Beberapa hari yang lalu saya melihat film Habibie &
Ainun. Sudah telat memang, karena saya tidak bisa melihat di bioskop dan harus
menunggu copian dari saudara sepupu.
Saya menangis saat menonton film tersebut. Bukan karena
kisah cinta Pak Habibie dan Ibu Ainun yang membuat saya berair mata, tetapi penghianatan
yang telah dialami Pak Habibie. Seorang Habibie yang berotak cemerlang bahkan
negara Jerman pun sangat menghormati kecemerlangannya, ternyata di negeri
sendiri tidak mampu berbuat apa-apa. Kecerdasannya seolah tidak ada harganya. Sangat
memilukan.
Bagaimanapun penghargaan, pengakuan, imbalan yang setimpal
atas kemampuan yang dimiliki merupakan kebutuhan dasar manusia. Saya tidak
dapat membayangkan betapa ego kita akan terluka berat saat kemampuan kita, atau
apa yang kita punyai tidak mendapat apresiasi positif dari orang lain. Menyakitkan.
Sebuah penghianatan hidup. Apalagi jika penghianatan itu datang dari orang-orang
yang kita cintai, orang-orang yang sangat dekat dengan kita. Sangat menyakitkan.

Baris Data >>
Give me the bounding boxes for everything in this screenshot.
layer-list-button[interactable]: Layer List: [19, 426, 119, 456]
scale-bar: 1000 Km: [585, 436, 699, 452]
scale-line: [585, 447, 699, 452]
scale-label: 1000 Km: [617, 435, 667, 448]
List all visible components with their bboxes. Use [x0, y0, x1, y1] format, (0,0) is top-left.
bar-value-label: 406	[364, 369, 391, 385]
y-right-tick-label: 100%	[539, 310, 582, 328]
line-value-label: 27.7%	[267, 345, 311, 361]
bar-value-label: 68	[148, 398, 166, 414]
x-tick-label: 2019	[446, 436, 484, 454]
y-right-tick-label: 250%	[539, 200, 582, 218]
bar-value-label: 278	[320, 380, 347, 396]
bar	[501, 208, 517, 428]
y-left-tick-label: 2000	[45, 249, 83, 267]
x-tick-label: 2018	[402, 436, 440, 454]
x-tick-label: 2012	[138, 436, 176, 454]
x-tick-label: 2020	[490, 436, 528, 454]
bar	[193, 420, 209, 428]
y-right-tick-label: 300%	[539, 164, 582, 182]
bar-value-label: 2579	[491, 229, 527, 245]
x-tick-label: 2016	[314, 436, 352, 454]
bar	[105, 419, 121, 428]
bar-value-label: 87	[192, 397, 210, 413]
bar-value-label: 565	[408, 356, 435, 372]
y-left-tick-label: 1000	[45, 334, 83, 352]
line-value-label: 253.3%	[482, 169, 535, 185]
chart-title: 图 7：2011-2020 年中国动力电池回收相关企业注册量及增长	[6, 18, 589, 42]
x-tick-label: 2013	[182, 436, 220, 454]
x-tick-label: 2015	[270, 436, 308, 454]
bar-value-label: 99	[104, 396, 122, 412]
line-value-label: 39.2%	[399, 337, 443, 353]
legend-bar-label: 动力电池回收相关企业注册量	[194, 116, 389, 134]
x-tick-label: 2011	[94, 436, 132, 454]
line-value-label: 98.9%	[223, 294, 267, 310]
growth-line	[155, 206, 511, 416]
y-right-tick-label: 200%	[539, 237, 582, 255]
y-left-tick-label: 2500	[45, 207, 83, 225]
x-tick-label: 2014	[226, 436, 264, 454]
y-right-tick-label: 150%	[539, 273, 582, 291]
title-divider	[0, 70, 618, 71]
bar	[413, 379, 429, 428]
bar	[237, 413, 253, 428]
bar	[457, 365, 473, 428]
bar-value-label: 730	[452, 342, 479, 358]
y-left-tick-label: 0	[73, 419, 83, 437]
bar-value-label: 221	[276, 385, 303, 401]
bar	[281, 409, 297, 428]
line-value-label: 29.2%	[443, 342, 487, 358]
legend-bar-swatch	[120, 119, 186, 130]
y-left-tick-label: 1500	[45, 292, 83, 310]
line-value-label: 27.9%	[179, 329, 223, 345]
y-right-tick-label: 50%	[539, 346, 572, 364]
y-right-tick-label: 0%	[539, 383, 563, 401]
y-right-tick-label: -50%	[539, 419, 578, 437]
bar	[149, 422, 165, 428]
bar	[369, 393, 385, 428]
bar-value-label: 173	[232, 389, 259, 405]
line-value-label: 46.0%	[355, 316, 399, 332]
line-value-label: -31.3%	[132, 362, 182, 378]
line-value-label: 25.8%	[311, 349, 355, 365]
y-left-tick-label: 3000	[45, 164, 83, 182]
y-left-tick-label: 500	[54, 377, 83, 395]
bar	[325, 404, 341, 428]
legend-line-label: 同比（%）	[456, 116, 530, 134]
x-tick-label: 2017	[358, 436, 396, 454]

Soal dan Tugas >>
[a] Jawablah pertanyaan berikut berdasarkan tulisan tentang film Habibie & Ainun.
(i) Dari siapa penulis mendapat copian film itu?
(ii) Negara mana yang disebut sangat menghormati kecemerlangan Pak Habibie?
(iii) Menurut tulisan itu, penghianatan dari siapa yang terasa sangat menyakitkan?
[b] Sebutkan semua hal yang disebut tulisan tentang film Habibie & Ainun sebagai kebutuhan dasar manusia.
[c] Sunting bagian tulisan tentang film Habibie & Ainun dari "Sebuah penghianatan hidup." sampai "kita. Sangat menyakitkan.", lalu ganti "cintai" dengan "sayangi".
Baris-baris data tidak dipakai sama sekali di sini.

Jawaban per Soal >>
[a]
(i) Penulis mendapat copian film itu dari saudara sepupu.
(ii) Negara itu adalah Jerman.
(iii) Penghianatan itu datang dari orang-orang yang kita cintai, yaitu orang-orang yang sangat dekat dengan kita.

[b] Hal-hal itu adalah penghargaan, pengakuan, dan imbalan yang setimpal atas kemampuan yang dimiliki.

[c]
Sebuah penghianatan hidup. Apalagi jika penghianatan itu datang dari orang-orang
yang kita sayangi, orang-orang yang sangat dekat dengan kita. Sangat menyakitkan.